What to produce
Go through the listing below and list every line with "Pipeline".

Input material
● ● ● ● ●

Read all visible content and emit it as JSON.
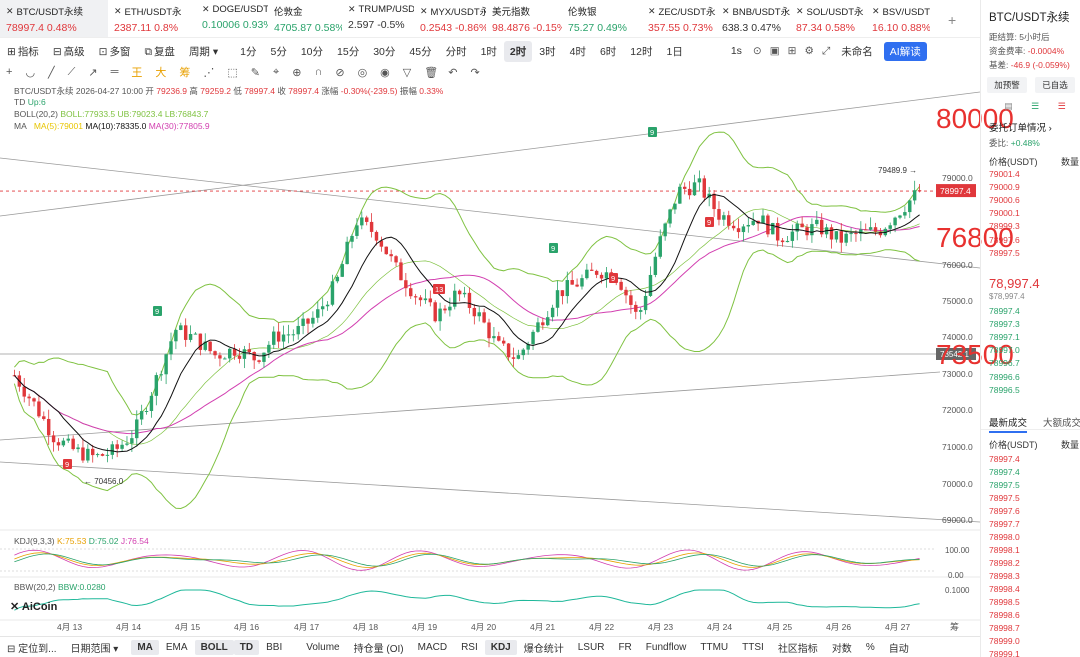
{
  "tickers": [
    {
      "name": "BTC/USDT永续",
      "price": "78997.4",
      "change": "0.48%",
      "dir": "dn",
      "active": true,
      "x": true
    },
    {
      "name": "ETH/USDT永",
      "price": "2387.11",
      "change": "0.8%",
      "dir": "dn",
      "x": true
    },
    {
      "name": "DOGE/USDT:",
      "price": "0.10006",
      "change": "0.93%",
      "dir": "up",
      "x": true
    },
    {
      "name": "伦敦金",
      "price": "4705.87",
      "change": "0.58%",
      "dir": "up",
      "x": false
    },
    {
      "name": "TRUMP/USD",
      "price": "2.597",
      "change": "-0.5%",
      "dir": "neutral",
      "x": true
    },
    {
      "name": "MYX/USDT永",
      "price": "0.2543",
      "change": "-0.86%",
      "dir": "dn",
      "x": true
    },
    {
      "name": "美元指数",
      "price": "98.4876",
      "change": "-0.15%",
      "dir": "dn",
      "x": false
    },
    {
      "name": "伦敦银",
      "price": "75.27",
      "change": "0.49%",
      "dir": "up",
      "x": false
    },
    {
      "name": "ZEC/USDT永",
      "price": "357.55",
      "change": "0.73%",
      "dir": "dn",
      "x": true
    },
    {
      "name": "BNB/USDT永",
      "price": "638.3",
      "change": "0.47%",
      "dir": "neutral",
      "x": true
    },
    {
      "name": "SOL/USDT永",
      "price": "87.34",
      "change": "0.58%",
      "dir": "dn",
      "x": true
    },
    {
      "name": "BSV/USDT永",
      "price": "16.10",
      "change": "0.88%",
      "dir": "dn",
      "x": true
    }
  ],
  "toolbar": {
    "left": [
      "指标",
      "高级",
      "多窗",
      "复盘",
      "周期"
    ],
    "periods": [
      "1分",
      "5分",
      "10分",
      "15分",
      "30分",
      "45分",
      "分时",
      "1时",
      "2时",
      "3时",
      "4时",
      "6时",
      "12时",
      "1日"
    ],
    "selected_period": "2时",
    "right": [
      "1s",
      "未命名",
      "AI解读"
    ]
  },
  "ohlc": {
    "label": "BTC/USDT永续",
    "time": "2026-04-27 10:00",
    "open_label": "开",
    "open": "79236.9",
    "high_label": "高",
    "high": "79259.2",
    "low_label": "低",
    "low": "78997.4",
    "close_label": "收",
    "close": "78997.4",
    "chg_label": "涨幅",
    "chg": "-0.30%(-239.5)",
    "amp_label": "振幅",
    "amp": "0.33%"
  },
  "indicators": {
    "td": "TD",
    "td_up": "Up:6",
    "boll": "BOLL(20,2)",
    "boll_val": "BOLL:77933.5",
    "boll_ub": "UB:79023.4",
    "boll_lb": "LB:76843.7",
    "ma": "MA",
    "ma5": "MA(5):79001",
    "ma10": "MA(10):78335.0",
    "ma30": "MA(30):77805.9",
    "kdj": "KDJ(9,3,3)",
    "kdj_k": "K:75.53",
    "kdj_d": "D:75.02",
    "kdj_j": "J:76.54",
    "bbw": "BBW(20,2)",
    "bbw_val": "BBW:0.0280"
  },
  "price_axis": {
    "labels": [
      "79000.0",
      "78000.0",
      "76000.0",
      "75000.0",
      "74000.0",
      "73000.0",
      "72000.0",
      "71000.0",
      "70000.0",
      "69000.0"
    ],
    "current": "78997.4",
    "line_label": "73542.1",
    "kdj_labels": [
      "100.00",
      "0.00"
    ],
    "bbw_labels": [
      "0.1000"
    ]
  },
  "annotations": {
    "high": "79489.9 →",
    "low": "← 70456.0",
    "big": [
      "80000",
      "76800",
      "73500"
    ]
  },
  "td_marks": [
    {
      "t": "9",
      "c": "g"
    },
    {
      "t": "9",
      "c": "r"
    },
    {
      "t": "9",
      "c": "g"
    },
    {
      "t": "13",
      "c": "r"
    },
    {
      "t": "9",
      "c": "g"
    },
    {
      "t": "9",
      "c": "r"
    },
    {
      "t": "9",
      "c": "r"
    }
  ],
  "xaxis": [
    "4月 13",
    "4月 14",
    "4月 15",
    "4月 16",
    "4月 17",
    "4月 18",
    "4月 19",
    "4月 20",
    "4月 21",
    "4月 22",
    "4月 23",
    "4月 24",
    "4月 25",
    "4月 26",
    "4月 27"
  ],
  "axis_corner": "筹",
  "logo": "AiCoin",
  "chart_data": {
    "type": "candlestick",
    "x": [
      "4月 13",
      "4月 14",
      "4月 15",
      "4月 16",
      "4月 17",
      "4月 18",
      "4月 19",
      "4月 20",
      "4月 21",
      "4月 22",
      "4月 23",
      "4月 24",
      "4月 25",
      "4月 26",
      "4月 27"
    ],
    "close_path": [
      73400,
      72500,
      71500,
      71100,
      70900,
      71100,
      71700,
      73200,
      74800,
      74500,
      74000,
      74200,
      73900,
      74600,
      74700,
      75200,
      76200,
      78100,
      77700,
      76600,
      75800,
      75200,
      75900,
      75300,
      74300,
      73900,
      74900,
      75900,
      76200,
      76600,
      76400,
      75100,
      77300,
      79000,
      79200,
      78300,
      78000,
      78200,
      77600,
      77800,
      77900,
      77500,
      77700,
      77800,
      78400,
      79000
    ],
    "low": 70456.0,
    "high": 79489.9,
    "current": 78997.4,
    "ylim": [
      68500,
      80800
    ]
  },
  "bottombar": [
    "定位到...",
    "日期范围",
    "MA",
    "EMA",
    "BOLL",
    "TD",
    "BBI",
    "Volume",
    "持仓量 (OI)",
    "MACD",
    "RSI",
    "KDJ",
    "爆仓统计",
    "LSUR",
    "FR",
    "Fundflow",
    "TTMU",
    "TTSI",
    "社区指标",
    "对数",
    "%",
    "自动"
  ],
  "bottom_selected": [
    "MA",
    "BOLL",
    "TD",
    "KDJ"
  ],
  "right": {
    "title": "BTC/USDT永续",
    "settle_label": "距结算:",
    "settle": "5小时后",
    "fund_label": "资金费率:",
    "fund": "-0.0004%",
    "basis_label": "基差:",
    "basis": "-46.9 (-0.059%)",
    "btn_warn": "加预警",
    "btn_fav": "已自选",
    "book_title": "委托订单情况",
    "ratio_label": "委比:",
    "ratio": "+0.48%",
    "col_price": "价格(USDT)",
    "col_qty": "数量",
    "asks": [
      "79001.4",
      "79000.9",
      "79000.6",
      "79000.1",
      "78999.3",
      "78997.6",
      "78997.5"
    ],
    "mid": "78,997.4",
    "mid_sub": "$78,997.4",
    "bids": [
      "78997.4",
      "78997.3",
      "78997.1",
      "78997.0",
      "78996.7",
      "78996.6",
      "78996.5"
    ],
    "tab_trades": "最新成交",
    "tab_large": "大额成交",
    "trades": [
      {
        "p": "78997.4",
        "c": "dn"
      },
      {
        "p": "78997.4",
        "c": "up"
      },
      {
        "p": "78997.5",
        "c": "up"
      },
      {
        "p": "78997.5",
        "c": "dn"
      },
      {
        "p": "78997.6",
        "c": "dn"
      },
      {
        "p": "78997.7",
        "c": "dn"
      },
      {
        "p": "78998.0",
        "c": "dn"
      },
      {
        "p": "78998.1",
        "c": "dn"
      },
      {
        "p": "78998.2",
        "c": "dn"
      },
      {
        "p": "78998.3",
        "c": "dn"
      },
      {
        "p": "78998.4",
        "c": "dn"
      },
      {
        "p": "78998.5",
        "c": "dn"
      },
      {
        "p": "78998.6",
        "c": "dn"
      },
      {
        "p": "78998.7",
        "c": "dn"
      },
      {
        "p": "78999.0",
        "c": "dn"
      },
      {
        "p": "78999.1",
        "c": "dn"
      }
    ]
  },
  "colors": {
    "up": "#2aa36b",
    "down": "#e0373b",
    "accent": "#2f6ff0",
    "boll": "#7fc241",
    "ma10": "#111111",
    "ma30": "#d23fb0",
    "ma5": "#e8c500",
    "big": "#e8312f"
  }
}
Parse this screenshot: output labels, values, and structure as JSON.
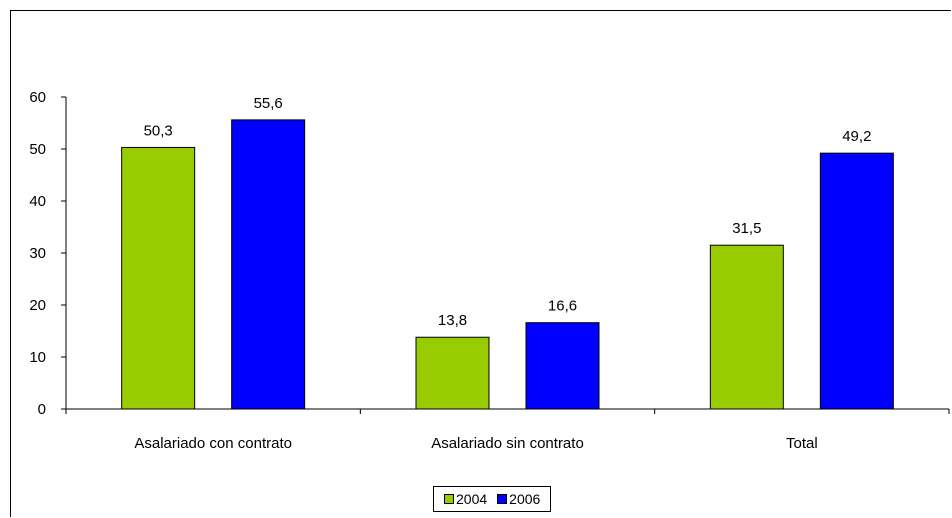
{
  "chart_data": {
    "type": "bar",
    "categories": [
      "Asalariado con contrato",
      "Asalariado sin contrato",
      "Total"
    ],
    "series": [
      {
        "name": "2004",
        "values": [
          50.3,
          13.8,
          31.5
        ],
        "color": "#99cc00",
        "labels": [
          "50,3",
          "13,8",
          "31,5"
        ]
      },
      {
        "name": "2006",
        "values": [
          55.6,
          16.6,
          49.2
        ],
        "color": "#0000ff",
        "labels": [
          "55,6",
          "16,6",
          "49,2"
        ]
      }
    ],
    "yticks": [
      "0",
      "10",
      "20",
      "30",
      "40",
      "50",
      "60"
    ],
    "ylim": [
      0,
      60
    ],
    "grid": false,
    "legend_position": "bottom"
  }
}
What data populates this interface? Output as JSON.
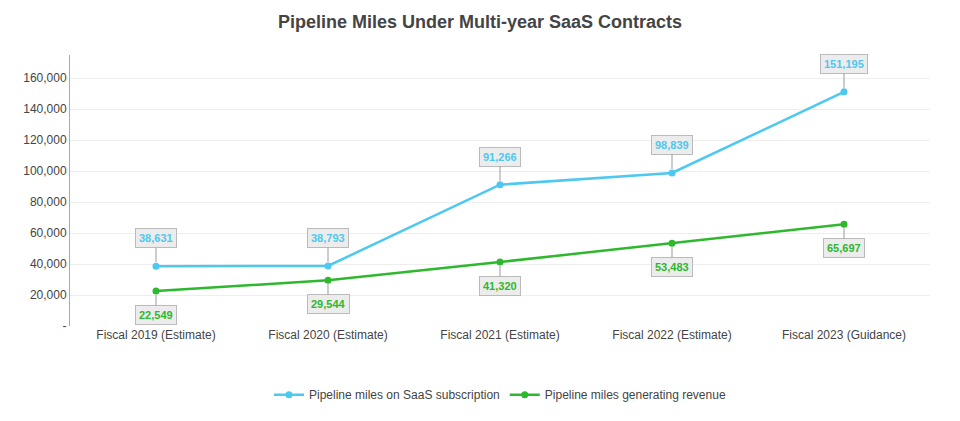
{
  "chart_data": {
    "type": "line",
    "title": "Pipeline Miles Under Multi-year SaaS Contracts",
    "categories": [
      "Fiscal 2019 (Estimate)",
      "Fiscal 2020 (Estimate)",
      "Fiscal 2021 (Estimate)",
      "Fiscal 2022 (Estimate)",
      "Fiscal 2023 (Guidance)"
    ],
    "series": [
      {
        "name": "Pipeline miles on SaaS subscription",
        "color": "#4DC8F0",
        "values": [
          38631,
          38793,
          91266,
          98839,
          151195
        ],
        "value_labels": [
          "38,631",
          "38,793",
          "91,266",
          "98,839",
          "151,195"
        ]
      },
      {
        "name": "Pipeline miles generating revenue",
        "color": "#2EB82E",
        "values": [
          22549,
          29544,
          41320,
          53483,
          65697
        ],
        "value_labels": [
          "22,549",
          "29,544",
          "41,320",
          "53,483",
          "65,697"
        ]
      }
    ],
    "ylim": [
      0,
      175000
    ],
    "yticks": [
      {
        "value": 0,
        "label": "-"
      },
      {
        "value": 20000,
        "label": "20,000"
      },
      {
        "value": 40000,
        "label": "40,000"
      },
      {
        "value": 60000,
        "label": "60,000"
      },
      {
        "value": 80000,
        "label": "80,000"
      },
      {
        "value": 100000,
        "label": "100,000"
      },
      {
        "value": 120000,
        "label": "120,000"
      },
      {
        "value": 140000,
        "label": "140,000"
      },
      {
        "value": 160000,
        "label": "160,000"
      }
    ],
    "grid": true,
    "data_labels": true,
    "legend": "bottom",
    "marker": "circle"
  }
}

● ● ● ● ●

Expected answer
    "title": "Pipeline Miles Under Multi-year SaaS Contracts",
        "name": "Pipeline miles on SaaS subscription",
        "name": "Pipeline miles generating revenue",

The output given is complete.